▶ [Set problem] Copy out every line of the data exactly.

▶ [Dataset entries]

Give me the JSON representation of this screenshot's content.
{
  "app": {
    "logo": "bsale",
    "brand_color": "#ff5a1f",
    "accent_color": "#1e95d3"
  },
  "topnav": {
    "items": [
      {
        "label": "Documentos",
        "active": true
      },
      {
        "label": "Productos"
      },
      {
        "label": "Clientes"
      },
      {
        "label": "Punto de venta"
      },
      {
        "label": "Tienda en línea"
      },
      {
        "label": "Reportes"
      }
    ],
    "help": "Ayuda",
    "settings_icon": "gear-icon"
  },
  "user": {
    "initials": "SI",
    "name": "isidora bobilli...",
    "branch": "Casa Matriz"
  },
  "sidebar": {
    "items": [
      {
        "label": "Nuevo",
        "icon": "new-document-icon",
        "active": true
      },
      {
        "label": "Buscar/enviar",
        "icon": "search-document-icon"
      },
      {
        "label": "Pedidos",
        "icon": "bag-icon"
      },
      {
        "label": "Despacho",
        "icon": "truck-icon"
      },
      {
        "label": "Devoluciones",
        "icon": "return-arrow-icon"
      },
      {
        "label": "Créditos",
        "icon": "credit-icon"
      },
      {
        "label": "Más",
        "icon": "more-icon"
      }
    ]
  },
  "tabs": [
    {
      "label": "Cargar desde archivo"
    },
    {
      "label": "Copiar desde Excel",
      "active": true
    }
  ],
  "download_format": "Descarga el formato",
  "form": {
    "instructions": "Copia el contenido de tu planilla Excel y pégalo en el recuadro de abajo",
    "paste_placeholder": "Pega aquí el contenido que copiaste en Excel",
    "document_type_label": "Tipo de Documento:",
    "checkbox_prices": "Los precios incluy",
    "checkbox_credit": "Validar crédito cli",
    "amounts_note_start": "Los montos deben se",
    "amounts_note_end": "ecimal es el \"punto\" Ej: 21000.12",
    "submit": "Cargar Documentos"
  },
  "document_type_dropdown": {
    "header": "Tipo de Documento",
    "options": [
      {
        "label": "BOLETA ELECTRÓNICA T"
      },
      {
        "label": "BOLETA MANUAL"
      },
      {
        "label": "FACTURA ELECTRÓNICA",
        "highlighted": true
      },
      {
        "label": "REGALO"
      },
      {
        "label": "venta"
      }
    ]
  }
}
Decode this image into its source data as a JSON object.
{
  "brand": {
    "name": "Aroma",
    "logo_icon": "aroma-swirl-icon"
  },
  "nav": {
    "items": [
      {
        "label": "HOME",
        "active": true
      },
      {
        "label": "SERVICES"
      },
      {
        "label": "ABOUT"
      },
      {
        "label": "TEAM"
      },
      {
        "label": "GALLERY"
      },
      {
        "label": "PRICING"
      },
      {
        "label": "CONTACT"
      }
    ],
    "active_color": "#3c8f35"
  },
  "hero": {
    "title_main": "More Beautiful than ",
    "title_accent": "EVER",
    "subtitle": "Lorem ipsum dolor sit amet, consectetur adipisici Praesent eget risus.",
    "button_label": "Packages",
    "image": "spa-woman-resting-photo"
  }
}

▶ [Solution to this problem]
Give me the JSON representation of this screenshot's content.
{
  "app": {
    "logo": "bsale",
    "brand_color": "#ff5a1f",
    "accent_color": "#1e95d3"
  },
  "topnav": {
    "items": [
      {
        "label": "Documentos",
        "active": true
      },
      {
        "label": "Productos"
      },
      {
        "label": "Clientes"
      },
      {
        "label": "Punto de venta"
      },
      {
        "label": "Tienda en línea"
      },
      {
        "label": "Reportes"
      }
    ],
    "help": "Ayuda",
    "settings_icon": "gear-icon"
  },
  "user": {
    "initials": "SI",
    "name": "isidora bobilli...",
    "branch": "Casa Matriz"
  },
  "sidebar": {
    "items": [
      {
        "label": "Nuevo",
        "icon": "new-document-icon",
        "active": true
      },
      {
        "label": "Buscar/enviar",
        "icon": "search-document-icon"
      },
      {
        "label": "Pedidos",
        "icon": "bag-icon"
      },
      {
        "label": "Despacho",
        "icon": "truck-icon"
      },
      {
        "label": "Devoluciones",
        "icon": "return-arrow-icon"
      },
      {
        "label": "Créditos",
        "icon": "credit-icon"
      },
      {
        "label": "Más",
        "icon": "more-icon"
      }
    ]
  },
  "tabs": [
    {
      "label": "Cargar desde archivo"
    },
    {
      "label": "Copiar desde Excel",
      "active": true
    }
  ],
  "download_format": "Descarga el formato",
  "form": {
    "instructions": "Copia el contenido de tu planilla Excel y pégalo en el recuadro de abajo",
    "paste_placeholder": "Pega aquí el contenido que copiaste en Excel",
    "document_type_label": "Tipo de Documento:",
    "checkbox_prices": "Los precios incluy",
    "checkbox_credit": "Validar crédito cli",
    "amounts_note_start": "Los montos deben se",
    "amounts_note_end": "ecimal es el \"punto\" Ej: 21000.12",
    "submit": "Cargar Documentos"
  },
  "document_type_dropdown": {
    "header": "Tipo de Documento",
    "options": [
      {
        "label": "BOLETA ELECTRÓNICA T"
      },
      {
        "label": "BOLETA MANUAL"
      },
      {
        "label": "FACTURA ELECTRÓNICA",
        "highlighted": true
      },
      {
        "label": "REGALO"
      },
      {
        "label": "venta"
      }
    ]
  }
}
Decode this image into its source data as a JSON object.
{
  "brand": {
    "name": "Aroma",
    "logo_icon": "aroma-swirl-icon"
  },
  "nav": {
    "items": [
      {
        "label": "HOME",
        "active": true
      },
      {
        "label": "SERVICES"
      },
      {
        "label": "ABOUT"
      },
      {
        "label": "TEAM"
      },
      {
        "label": "GALLERY"
      },
      {
        "label": "PRICING"
      },
      {
        "label": "CONTACT"
      }
    ],
    "active_color": "#3c8f35"
  },
  "hero": {
    "title_main": "More Beautiful than ",
    "title_accent": "EVER",
    "subtitle": "Lorem ipsum dolor sit amet, consectetur adipisici Praesent eget risus.",
    "button_label": "Packages",
    "image": "spa-woman-resting-photo"
  }
}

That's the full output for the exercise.